出典文書 >>
江戸時代に埋立て、大名屋敷を経て
海軍の街、文化の窓口に
築地とはずばり埋立地のこと。東京の地名由来辞典(竹内誠編 東京堂出版)によると「万治元年(1658年)、木挽町(現在の銀座1~8丁目)の海側を埋立地(築地)としたことにより、この辺りを築地と俗に呼ぶようになったという」とのこと。現在は1丁目から7丁目までとなっており、築地市場、場外市場があるのは5丁目、6丁目。国立がんセンター、朝日新聞本社などがあるのが4丁目になります。この記事では町名は築地ではありませんが、7丁目と隣接する聖路加病院などのある明石町も含めて取り上げます。
埋立後は次第に大名家の屋敷が増えたそうで、国立国会図書館デジタルコレクション中の江戸切絵図築地八町堀日本橋南絵図を見ると画面左中央部の隅にある、現在、浜離宮となっている濱御殿の対岸、現在の築地市場のあたりには尾張殿、松平安芸守、一橋殿、松平越中守などといった名まえが並んでいるのが分かります。
その後、幕末期に幕府軍艦操練所が現在の築地6丁目に作られたことから、明治以降海軍兵学校、軍医学校、兵学寮などが置かれ、海軍の街としても知られていたそうです。今昔マップon the webで1896年~1909年、現在の地図を並べてみると、ちょうど築地市場の辺りに様々な海軍関係の施設が集中しているのが分かります。逆にいえば、そうしたまとまった敷地があったから築地市場を作ることができたとも言えます。
また、明治期には30年ほど築地鉄砲洲(現在の町名では湊から明石町)に外国人居留地が設けられていた時期もあります。江戸から明治にかけての時代、築地は西洋文化の窓口とも言える場所だったわけで、立教大学、明治学院大学、青山学院大学、慶應義塾大学、暁星学園その他多くの学校がこの地で生まれています。実際、街中には今も居留地中央通りといった名称や立教大学、慶應義塾大学発祥の地などといった碑が点在、日本の技術、学問揺籃の地であったことを偲ばせます。

提供資料 >>
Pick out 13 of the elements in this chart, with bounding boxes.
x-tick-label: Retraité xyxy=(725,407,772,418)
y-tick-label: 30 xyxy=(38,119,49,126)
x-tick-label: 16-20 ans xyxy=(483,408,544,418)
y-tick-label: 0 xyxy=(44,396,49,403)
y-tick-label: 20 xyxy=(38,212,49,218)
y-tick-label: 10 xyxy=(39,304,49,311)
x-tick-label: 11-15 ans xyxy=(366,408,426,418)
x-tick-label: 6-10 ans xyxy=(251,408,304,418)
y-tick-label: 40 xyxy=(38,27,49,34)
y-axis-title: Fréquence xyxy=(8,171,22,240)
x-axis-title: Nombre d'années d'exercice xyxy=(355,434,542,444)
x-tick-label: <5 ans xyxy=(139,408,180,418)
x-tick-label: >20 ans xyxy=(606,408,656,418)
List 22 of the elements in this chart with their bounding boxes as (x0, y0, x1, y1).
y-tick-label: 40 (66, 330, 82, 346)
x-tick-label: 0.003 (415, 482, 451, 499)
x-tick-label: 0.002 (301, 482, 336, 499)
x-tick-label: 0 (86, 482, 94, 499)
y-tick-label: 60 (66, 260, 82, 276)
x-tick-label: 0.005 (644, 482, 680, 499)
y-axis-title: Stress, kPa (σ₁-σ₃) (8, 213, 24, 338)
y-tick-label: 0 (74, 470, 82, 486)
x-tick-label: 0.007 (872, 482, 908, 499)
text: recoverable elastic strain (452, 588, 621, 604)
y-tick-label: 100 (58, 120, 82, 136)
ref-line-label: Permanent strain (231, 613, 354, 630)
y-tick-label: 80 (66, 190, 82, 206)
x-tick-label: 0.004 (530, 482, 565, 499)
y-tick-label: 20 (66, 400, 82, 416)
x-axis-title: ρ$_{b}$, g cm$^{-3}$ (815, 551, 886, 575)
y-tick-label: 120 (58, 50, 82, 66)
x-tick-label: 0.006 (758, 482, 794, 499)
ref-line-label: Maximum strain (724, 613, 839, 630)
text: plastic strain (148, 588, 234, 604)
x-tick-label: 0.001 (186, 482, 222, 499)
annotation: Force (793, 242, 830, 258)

取り組む課題 >>
- A) 築地の歴史の文章で、この地で生まれた学校として名前が挙げられているものをすべて書き出しなさい。
- B) 築地の歴史の文章を、最後の文に続けて書き進めなさい。

課題別の解答 >>
- A) 立教大学、明治学院大学、青山学院大学、慶應義塾大学、暁星学園

- B)
関東大震災を機に魚市場が移転、
今では観光地化
その築地に魚市場が移転してきたのは関東大震災がきっかけ。江戸時代から魚市場として栄えてきた日本橋が関東大震災で大被害を受けたためで、折から中央卸売市場の計画を進めてい東京市は日本橋の魚河岸、京橋にあった青物市場を築地に集中させることにしたのです。途中、芝浦への仮移転などを経て築地に広さ約23万平米の東京都中央卸売市場が開設されたのは昭和10年2月です。
都内に11ある東京都の中央卸売市場のうち、最古の市場であり、水産物、青果物を総合的に扱っています。供給圏は、関東近県に及んでおり、特に水産物については世界最大級の取扱規模なのだとか。最近では場外市場を目当てに朝早くから観光客が集まるようにもなっており、一大アミューズメントスポットとすら言えます。
しかし、ご存じの通り、築地市場は2016年11月上旬を豊洲への移転を予定しています。それによりより清潔で、広い市場にというわけです。これについては移転先豊洲市場の土壌問題、新しく作られる観光施設の運営問題その他問題が山積みですが、それは置いておくとして移転を前提とすると、場外市場は残るものの、街の雰囲気は大きく変わります。市場があることで周囲には食品、飲食関連の多数の店舗、事務所、倉庫その他がありますし、意外に小規模な工場なども多いのが現状ですが、移転となればこの地で営業を続けないことや廃業も考えられます。
それを懸念して築地に残る大正から昭和初期の約30の木造建築をワールド・モニュメント財団が危機遺産に選定したのは2015年10月。築地が高度経済成長期、バブル期にもあまり影響を受けずに昔ながらの街並みを維持してきたのは市場があったためと言われており、今後、それが無くなり、市場敷地跡に環状2号線が開通、さらに再開発が行われるとしたら風景は大きく変わるでしょう。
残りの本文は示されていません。